# [Instruction]
Format every line of the items below as a JSON list of strings, one string per line, leaving out blank lines.

# [Supplied material]

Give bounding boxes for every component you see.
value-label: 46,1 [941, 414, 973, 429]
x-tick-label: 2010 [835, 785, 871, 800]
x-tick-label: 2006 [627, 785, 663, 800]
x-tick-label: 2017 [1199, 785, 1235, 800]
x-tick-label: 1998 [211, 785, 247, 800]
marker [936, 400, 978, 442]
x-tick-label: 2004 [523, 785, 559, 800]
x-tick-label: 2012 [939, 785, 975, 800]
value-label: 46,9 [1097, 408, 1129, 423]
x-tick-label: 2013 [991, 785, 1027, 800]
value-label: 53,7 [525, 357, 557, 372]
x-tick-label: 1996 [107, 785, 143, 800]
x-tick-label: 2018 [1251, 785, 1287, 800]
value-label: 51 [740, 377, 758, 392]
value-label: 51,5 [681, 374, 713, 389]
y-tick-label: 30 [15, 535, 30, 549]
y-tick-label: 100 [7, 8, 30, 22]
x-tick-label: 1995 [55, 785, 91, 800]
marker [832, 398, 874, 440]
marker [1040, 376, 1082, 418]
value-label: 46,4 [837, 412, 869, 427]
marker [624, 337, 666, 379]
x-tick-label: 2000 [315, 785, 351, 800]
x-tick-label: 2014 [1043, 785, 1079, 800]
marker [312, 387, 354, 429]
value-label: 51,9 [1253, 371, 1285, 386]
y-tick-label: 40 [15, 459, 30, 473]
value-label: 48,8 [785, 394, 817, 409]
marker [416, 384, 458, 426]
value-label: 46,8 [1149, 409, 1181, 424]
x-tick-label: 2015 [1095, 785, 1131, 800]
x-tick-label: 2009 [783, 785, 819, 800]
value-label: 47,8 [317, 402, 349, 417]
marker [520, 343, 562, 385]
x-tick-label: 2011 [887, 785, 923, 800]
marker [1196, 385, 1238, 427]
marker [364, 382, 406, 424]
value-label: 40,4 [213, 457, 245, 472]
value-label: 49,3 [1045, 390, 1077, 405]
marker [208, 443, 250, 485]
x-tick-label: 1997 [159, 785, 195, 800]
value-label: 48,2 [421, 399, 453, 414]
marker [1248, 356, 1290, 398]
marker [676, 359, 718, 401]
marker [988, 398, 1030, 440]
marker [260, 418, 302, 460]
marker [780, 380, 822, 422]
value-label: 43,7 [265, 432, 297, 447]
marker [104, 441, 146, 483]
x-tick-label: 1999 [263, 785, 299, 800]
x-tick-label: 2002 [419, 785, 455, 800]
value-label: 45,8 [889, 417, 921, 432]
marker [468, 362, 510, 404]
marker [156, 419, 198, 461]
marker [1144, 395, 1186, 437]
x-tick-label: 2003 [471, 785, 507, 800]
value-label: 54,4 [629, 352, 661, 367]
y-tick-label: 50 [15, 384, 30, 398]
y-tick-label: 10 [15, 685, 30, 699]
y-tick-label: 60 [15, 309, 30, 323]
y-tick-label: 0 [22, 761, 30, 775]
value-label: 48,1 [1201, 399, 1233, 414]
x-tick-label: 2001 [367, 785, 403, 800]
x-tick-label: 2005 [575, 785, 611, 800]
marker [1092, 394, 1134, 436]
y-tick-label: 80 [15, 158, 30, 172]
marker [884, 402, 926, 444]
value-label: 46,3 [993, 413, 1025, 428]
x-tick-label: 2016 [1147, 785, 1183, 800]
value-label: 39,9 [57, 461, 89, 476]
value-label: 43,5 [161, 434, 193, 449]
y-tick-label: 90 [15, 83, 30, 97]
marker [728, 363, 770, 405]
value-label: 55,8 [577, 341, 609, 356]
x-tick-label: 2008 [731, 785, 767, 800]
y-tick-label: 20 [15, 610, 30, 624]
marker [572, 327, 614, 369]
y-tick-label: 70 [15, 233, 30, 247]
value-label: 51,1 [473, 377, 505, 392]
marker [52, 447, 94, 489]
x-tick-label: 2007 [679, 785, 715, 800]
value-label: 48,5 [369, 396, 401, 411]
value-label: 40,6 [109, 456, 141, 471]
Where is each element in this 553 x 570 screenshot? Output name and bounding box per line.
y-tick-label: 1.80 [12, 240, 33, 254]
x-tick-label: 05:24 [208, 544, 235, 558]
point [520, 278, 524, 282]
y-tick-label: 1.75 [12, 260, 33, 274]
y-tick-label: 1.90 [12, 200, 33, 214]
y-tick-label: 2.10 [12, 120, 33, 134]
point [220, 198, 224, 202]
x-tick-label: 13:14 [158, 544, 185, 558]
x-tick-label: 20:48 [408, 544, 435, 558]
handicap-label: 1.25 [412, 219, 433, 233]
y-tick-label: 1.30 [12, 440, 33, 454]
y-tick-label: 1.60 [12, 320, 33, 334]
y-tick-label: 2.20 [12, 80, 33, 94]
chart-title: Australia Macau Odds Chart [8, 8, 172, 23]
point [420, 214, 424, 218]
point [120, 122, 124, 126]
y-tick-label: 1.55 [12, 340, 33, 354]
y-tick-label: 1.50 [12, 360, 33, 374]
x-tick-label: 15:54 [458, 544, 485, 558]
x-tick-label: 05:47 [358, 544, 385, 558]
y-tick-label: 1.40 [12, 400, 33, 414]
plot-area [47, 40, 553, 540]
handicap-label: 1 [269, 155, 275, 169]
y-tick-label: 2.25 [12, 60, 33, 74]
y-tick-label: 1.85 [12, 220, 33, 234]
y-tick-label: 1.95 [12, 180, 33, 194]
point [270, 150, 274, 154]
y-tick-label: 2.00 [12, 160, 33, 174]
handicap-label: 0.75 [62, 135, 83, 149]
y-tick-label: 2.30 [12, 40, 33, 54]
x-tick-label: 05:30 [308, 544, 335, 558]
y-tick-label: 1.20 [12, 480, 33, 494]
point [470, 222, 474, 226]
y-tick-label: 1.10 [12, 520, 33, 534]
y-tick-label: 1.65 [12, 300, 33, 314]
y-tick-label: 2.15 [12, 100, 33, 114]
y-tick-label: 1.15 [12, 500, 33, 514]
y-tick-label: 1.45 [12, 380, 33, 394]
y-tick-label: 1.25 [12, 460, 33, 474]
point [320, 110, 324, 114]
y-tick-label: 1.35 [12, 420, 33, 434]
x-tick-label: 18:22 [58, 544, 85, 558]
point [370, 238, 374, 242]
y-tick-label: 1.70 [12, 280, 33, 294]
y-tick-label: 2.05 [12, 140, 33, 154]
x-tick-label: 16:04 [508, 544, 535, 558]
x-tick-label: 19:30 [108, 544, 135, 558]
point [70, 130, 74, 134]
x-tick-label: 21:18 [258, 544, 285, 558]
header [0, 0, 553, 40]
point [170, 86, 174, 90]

# [Exercise response]
[
  "Give bounding boxes for every component you see.",
  "value-label: 46,1 [941, 414, 973, 429]",
  "x-tick-label: 2010 [835, 785, 871, 800]",
  "x-tick-label: 2006 [627, 785, 663, 800]",
  "x-tick-label: 2017 [1199, 785, 1235, 800]",
  "x-tick-label: 1998 [211, 785, 247, 800]",
  "marker [936, 400, 978, 442]",
  "x-tick-label: 2004 [523, 785, 559, 800]",
  "x-tick-label: 2012 [939, 785, 975, 800]",
  "value-label: 46,9 [1097, 408, 1129, 423]",
  "x-tick-label: 2013 [991, 785, 1027, 800]",
  "value-label: 53,7 [525, 357, 557, 372]",
  "x-tick-label: 1996 [107, 785, 143, 800]",
  "x-tick-label: 2018 [1251, 785, 1287, 800]",
  "value-label: 51 [740, 377, 758, 392]",
  "value-label: 51,5 [681, 374, 713, 389]",
  "y-tick-label: 30 [15, 535, 30, 549]",
  "y-tick-label: 100 [7, 8, 30, 22]",
  "x-tick-label: 1995 [55, 785, 91, 800]",
  "marker [832, 398, 874, 440]",
  "marker [1040, 376, 1082, 418]",
  "value-label: 46,4 [837, 412, 869, 427]",
  "marker [624, 337, 666, 379]",
  "x-tick-label: 2000 [315, 785, 351, 800]",
  "x-tick-label: 2014 [1043, 785, 1079, 800]",
  "marker [312, 387, 354, 429]",
  "value-label: 51,9 [1253, 371, 1285, 386]",
  "y-tick-label: 40 [15, 459, 30, 473]",
  "value-label: 48,8 [785, 394, 817, 409]",
  "marker [416, 384, 458, 426]",
  "value-label: 46,8 [1149, 409, 1181, 424]",
  "x-tick-label: 2015 [1095, 785, 1131, 800]",
  "x-tick-label: 2009 [783, 785, 819, 800]",
  "value-label: 47,8 [317, 402, 349, 417]",
  "marker [520, 343, 562, 385]",
  "x-tick-label: 2011 [887, 785, 923, 800]",
  "marker [1196, 385, 1238, 427]",
  "marker [364, 382, 406, 424]",
  "value-label: 40,4 [213, 457, 245, 472]",
  "value-label: 49,3 [1045, 390, 1077, 405]",
  "marker [208, 443, 250, 485]",
  "x-tick-label: 1997 [159, 785, 195, 800]",
  "value-label: 48,2 [421, 399, 453, 414]",
  "marker [1248, 356, 1290, 398]",
  "marker [676, 359, 718, 401]",
  "marker [988, 398, 1030, 440]",
  "marker [260, 418, 302, 460]",
  "marker [780, 380, 822, 422]",
  "value-label: 43,7 [265, 432, 297, 447]",
  "marker [104, 441, 146, 483]",
  "x-tick-label: 1999 [263, 785, 299, 800]",
  "x-tick-label: 2002 [419, 785, 455, 800]",
  "value-label: 45,8 [889, 417, 921, 432]",
  "marker [468, 362, 510, 404]",
  "marker [156, 419, 198, 461]",
  "marker [1144, 395, 1186, 437]",
  "x-tick-label: 2003 [471, 785, 507, 800]",
  "value-label: 54,4 [629, 352, 661, 367]",
  "y-tick-label: 50 [15, 384, 30, 398]",
  "y-tick-label: 10 [15, 685, 30, 699]",
  "y-tick-label: 60 [15, 309, 30, 323]",
  "y-tick-label: 0 [22, 761, 30, 775]",
  "value-label: 48,1 [1201, 399, 1233, 414]",
  "x-tick-label: 2001 [367, 785, 403, 800]",
  "x-tick-label: 2005 [575, 785, 611, 800]",
  "marker [1092, 394, 1134, 436]",
  "y-tick-label: 80 [15, 158, 30, 172]",
  "marker [884, 402, 926, 444]",
  "value-label: 46,3 [993, 413, 1025, 428]",
  "x-tick-label: 2016 [1147, 785, 1183, 800]",
  "value-label: 39,9 [57, 461, 89, 476]",
  "value-label: 43,5 [161, 434, 193, 449]",
  "y-tick-label: 90 [15, 83, 30, 97]",
  "marker [728, 363, 770, 405]",
  "value-label: 55,8 [577, 341, 609, 356]",
  "x-tick-label: 2008 [731, 785, 767, 800]",
  "y-tick-label: 20 [15, 610, 30, 624]",
  "marker [572, 327, 614, 369]",
  "y-tick-label: 70 [15, 233, 30, 247]",
  "value-label: 51,1 [473, 377, 505, 392]",
  "marker [52, 447, 94, 489]",
  "x-tick-label: 2007 [679, 785, 715, 800]",
  "value-label: 48,5 [369, 396, 401, 411]",
  "value-label: 40,6 [109, 456, 141, 471]",
  "Where is each element in this 553 x 570 screenshot? Output name and bounding box per line.",
  "y-tick-label: 1.80 [12, 240, 33, 254]",
  "x-tick-label: 05:24 [208, 544, 235, 558]",
  "point [520, 278, 524, 282]",
  "y-tick-label: 1.75 [12, 260, 33, 274]",
  "y-tick-label: 1.90 [12, 200, 33, 214]",
  "y-tick-label: 2.10 [12, 120, 33, 134]",
  "point [220, 198, 224, 202]",
  "x-tick-label: 13:14 [158, 544, 185, 558]",
  "x-tick-label: 20:48 [408, 544, 435, 558]",
  "handicap-label: 1.25 [412, 219, 433, 233]",
  "y-tick-label: 1.30 [12, 440, 33, 454]",
  "y-tick-label: 1.60 [12, 320, 33, 334]",
  "y-tick-label: 2.20 [12, 80, 33, 94]",
  "chart-title: Australia Macau Odds Chart [8, 8, 172, 23]",
  "point [420, 214, 424, 218]",
  "point [120, 122, 124, 126]",
  "y-tick-label: 1.55 [12, 340, 33, 354]",
  "y-tick-label: 1.50 [12, 360, 33, 374]",
  "x-tick-label: 15:54 [458, 544, 485, 558]",
  "x-tick-label: 05:47 [358, 544, 385, 558]",
  "y-tick-label: 1.40 [12, 400, 33, 414]",
  "plot-area [47, 40, 553, 540]",
  "handicap-label: 1 [269, 155, 275, 169]",
  "y-tick-label: 2.25 [12, 60, 33, 74]",
  "y-tick-label: 1.85 [12, 220, 33, 234]",
  "y-tick-label: 1.95 [12, 180, 33, 194]",
  "point [270, 150, 274, 154]",
  "y-tick-label: 2.00 [12, 160, 33, 174]",
  "handicap-label: 0.75 [62, 135, 83, 149]",
  "y-tick-label: 2.30 [12, 40, 33, 54]",
  "x-tick-label: 05:30 [308, 544, 335, 558]",
  "y-tick-label: 1.20 [12, 480, 33, 494]",
  "point [470, 222, 474, 226]",
  "y-tick-label: 1.10 [12, 520, 33, 534]",
  "y-tick-label: 1.65 [12, 300, 33, 314]",
  "y-tick-label: 2.15 [12, 100, 33, 114]",
  "y-tick-label: 1.15 [12, 500, 33, 514]",
  "y-tick-label: 1.45 [12, 380, 33, 394]",
  "y-tick-label: 1.25 [12, 460, 33, 474]",
  "point [320, 110, 324, 114]",
  "y-tick-label: 1.35 [12, 420, 33, 434]",
  "x-tick-label: 18:22 [58, 544, 85, 558]",
  "point [370, 238, 374, 242]",
  "y-tick-label: 1.70 [12, 280, 33, 294]",
  "y-tick-label: 2.05 [12, 140, 33, 154]",
  "x-tick-label: 16:04 [508, 544, 535, 558]",
  "x-tick-label: 19:30 [108, 544, 135, 558]",
  "point [70, 130, 74, 134]",
  "x-tick-label: 21:18 [258, 544, 285, 558]",
  "header [0, 0, 553, 40]",
  "point [170, 86, 174, 90]"
]